::: RECORDS TO USE :::

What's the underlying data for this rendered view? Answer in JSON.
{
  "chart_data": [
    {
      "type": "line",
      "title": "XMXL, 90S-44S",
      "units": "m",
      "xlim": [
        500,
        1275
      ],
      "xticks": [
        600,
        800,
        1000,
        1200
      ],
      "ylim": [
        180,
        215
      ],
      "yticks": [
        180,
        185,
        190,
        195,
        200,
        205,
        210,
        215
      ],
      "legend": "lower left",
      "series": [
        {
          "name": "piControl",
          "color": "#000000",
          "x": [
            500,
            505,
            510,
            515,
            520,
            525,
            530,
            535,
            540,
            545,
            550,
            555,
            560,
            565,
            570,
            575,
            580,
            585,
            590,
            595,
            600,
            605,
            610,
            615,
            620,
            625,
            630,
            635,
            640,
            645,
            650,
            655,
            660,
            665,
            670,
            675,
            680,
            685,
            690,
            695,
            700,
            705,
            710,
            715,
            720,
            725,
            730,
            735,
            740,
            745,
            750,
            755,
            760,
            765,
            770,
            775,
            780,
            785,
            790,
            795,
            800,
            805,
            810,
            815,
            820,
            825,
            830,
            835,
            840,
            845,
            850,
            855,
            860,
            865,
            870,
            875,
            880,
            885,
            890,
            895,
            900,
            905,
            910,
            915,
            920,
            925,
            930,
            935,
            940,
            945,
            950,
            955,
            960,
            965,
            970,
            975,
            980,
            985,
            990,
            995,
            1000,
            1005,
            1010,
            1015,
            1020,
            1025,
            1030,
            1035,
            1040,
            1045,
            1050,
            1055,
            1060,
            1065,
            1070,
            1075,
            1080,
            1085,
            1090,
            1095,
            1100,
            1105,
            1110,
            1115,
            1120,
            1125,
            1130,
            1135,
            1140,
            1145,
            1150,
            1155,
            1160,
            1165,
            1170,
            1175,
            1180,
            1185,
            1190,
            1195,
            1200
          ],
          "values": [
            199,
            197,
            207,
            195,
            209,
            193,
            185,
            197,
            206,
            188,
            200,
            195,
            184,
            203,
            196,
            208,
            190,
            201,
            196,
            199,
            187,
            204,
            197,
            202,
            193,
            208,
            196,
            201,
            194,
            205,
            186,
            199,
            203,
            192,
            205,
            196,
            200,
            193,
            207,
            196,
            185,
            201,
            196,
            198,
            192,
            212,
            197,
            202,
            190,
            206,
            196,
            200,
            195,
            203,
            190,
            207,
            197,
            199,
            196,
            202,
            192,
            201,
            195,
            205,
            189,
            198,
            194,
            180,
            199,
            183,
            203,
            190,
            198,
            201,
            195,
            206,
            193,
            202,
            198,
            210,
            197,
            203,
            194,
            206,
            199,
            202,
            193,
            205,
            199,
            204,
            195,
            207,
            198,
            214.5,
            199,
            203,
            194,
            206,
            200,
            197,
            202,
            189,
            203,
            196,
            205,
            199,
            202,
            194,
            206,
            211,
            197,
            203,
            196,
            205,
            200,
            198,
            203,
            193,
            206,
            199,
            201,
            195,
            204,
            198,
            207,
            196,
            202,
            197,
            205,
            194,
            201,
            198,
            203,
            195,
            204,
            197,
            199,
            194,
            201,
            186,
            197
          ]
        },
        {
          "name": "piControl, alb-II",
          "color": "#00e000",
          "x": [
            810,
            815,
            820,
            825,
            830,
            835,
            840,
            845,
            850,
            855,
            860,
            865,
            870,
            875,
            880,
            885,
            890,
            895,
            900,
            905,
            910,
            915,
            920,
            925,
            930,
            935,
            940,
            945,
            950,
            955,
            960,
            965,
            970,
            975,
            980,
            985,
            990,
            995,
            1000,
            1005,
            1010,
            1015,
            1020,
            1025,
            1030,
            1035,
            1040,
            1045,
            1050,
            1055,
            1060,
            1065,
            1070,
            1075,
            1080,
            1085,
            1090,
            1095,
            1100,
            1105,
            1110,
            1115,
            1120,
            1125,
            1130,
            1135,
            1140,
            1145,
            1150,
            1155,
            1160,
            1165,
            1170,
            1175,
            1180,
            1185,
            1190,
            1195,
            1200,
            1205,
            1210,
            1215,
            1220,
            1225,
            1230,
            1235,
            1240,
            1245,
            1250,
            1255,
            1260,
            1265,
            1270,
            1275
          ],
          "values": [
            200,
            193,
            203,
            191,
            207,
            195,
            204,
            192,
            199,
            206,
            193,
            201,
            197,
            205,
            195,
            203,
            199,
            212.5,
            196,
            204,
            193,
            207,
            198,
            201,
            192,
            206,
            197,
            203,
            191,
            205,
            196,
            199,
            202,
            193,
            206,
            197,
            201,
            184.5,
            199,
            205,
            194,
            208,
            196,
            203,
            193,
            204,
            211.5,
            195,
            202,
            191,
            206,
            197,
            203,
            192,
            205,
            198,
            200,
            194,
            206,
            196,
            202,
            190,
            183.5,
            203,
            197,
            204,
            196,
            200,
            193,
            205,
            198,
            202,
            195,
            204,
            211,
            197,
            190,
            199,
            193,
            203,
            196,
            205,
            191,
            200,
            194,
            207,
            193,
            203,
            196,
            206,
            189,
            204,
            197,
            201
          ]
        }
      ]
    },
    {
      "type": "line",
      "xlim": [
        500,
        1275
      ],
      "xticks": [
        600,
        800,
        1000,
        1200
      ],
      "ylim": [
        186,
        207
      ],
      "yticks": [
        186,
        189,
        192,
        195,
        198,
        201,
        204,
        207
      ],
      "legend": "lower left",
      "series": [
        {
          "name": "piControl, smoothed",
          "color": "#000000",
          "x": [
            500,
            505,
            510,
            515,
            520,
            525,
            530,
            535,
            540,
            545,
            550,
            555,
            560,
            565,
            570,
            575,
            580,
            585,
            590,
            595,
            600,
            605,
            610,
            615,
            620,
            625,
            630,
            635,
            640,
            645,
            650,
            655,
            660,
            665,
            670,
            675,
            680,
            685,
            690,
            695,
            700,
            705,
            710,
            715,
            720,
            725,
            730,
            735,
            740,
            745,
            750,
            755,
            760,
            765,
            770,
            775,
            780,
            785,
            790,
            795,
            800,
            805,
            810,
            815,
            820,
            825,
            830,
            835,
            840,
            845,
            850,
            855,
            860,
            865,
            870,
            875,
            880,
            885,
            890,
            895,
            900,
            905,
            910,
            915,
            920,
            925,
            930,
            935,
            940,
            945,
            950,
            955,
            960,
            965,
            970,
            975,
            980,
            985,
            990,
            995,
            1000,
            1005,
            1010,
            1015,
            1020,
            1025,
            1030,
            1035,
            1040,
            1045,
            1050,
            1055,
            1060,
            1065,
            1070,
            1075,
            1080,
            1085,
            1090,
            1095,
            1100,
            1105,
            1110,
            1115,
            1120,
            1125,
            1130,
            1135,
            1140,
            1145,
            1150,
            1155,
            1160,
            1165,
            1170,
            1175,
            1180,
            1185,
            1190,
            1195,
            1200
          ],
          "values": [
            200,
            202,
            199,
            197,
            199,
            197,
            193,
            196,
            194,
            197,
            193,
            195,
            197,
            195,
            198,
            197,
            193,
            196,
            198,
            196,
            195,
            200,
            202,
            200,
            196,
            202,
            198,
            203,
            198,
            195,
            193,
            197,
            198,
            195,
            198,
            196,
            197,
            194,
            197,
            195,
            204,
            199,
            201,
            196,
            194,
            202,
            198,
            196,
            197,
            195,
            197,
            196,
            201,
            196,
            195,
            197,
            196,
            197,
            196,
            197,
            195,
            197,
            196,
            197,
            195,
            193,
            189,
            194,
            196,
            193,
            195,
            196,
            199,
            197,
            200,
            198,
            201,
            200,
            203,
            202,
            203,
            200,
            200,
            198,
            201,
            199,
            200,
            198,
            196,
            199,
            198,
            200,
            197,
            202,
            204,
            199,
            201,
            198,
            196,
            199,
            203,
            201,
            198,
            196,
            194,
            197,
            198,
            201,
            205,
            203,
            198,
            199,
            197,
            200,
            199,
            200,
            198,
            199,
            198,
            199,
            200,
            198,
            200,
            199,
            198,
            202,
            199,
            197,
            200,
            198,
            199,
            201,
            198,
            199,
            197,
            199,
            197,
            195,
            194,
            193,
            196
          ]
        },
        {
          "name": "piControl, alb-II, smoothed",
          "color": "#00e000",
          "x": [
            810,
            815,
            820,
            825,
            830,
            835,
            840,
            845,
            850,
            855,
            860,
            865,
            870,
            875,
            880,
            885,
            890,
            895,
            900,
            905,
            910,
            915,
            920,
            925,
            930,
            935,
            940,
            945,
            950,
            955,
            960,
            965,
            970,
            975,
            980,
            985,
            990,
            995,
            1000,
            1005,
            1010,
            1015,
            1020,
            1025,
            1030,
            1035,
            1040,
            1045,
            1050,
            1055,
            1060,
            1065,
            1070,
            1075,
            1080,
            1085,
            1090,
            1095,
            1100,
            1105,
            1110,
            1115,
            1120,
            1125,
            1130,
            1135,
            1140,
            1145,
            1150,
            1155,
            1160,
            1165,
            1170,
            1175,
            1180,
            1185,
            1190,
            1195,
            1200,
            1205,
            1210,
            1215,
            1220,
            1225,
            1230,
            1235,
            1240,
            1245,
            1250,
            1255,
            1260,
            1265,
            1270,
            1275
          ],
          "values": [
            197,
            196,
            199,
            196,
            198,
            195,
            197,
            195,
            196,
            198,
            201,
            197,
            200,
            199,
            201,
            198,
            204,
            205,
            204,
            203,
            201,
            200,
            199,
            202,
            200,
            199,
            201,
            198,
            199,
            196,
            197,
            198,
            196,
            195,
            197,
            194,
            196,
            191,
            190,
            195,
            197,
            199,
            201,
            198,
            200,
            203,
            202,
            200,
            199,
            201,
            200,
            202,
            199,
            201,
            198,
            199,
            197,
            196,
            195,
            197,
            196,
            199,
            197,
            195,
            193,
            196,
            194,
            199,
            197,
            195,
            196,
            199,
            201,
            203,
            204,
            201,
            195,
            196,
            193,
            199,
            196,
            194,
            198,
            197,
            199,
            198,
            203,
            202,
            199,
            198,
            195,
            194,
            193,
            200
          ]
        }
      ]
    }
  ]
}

:::

__OBJECTIVE__. Copy the lines from the entries above in which the word "smoothed" appears.

__IN RESPONSE__.
          "name": "piControl, smoothed",
          "name": "piControl, alb-II, smoothed",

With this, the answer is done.